----- Supplied entries -----
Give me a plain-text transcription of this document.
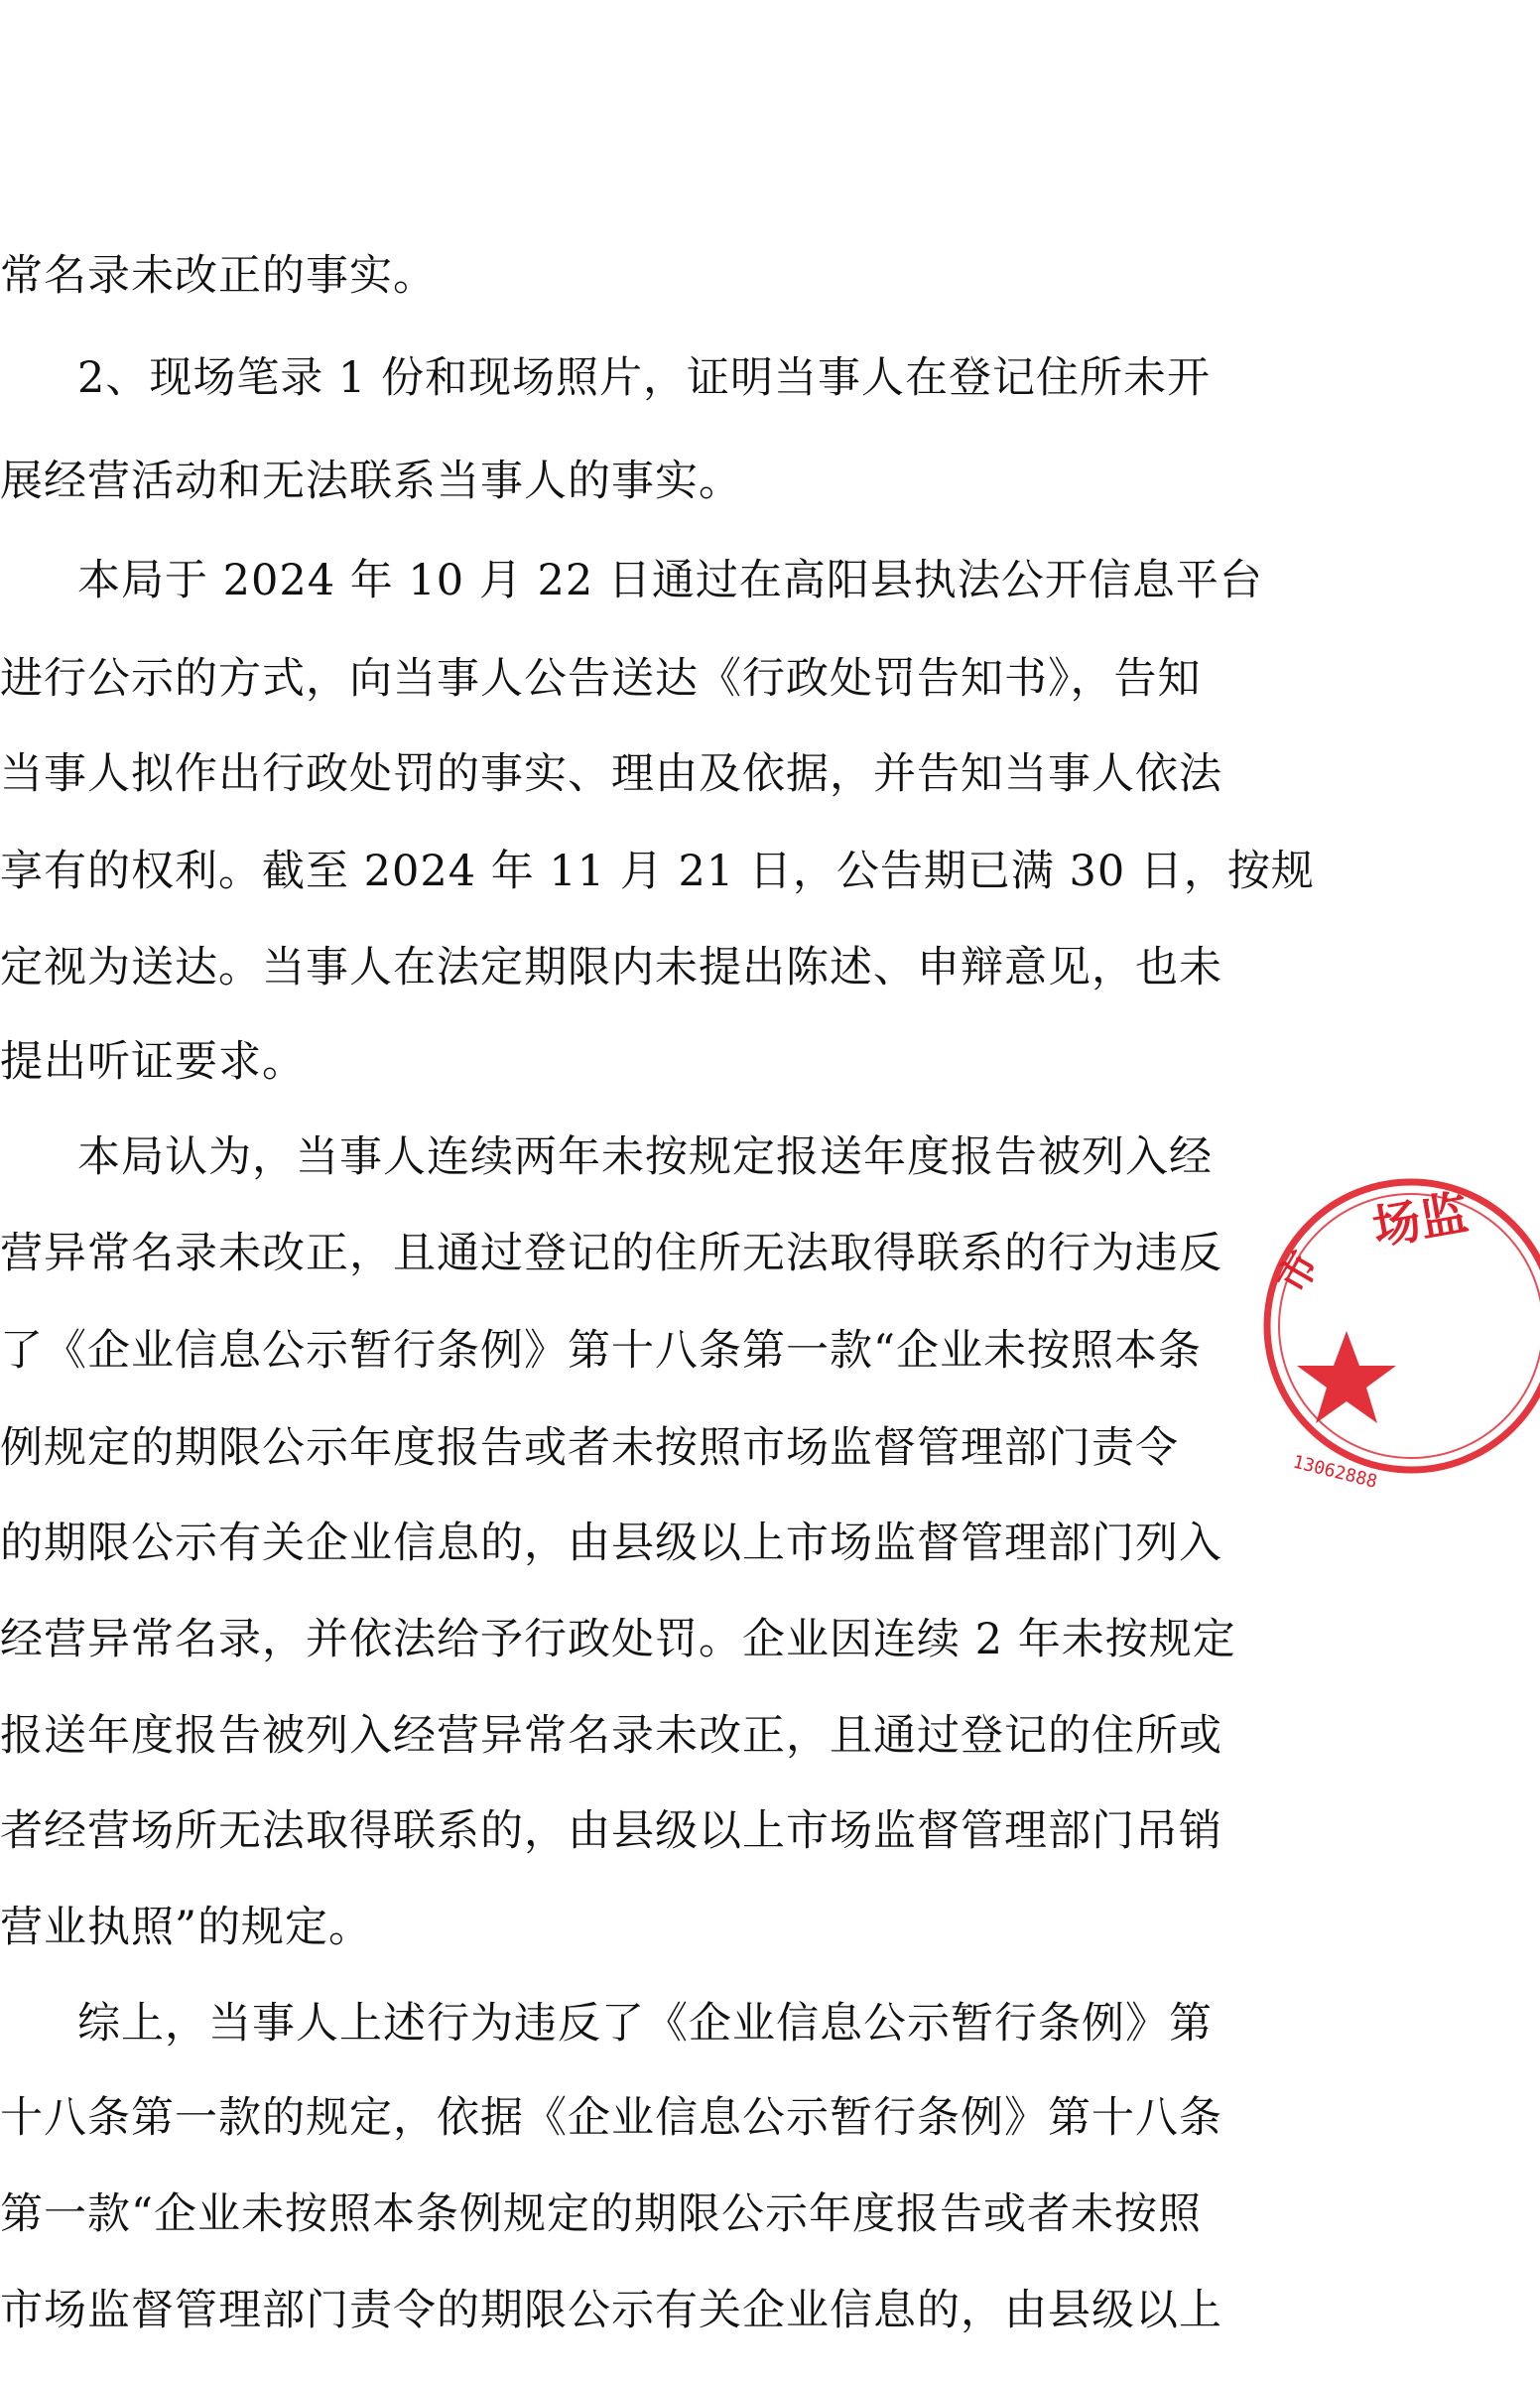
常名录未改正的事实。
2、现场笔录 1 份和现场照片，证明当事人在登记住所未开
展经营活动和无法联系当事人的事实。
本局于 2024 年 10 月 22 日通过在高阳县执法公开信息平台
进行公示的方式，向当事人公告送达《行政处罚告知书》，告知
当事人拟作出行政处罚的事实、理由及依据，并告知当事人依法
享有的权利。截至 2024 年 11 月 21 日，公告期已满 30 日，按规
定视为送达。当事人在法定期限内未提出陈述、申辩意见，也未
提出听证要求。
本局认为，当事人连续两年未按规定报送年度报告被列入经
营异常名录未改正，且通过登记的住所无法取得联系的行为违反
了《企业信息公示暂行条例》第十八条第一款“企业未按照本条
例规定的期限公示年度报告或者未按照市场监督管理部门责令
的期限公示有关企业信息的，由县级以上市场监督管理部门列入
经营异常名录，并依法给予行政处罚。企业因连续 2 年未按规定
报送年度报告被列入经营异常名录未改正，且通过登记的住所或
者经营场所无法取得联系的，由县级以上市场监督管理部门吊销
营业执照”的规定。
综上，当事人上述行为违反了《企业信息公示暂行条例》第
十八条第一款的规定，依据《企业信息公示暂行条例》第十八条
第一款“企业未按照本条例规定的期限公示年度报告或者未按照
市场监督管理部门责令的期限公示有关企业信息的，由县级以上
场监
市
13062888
-----
What to produce: Leave out the pictures and give the listing above again exactly.

Final result:
Give me a plain-text transcription of this document.
常名录未改正的事实。
2、现场笔录 1 份和现场照片，证明当事人在登记住所未开
展经营活动和无法联系当事人的事实。
本局于 2024 年 10 月 22 日通过在高阳县执法公开信息平台
进行公示的方式，向当事人公告送达《行政处罚告知书》，告知
当事人拟作出行政处罚的事实、理由及依据，并告知当事人依法
享有的权利。截至 2024 年 11 月 21 日，公告期已满 30 日，按规
定视为送达。当事人在法定期限内未提出陈述、申辩意见，也未
提出听证要求。
本局认为，当事人连续两年未按规定报送年度报告被列入经
营异常名录未改正，且通过登记的住所无法取得联系的行为违反
了《企业信息公示暂行条例》第十八条第一款“企业未按照本条
例规定的期限公示年度报告或者未按照市场监督管理部门责令
的期限公示有关企业信息的，由县级以上市场监督管理部门列入
经营异常名录，并依法给予行政处罚。企业因连续 2 年未按规定
报送年度报告被列入经营异常名录未改正，且通过登记的住所或
者经营场所无法取得联系的，由县级以上市场监督管理部门吊销
营业执照”的规定。
综上，当事人上述行为违反了《企业信息公示暂行条例》第
十八条第一款的规定，依据《企业信息公示暂行条例》第十八条
第一款“企业未按照本条例规定的期限公示年度报告或者未按照
市场监督管理部门责令的期限公示有关企业信息的，由县级以上
场监
市
13062888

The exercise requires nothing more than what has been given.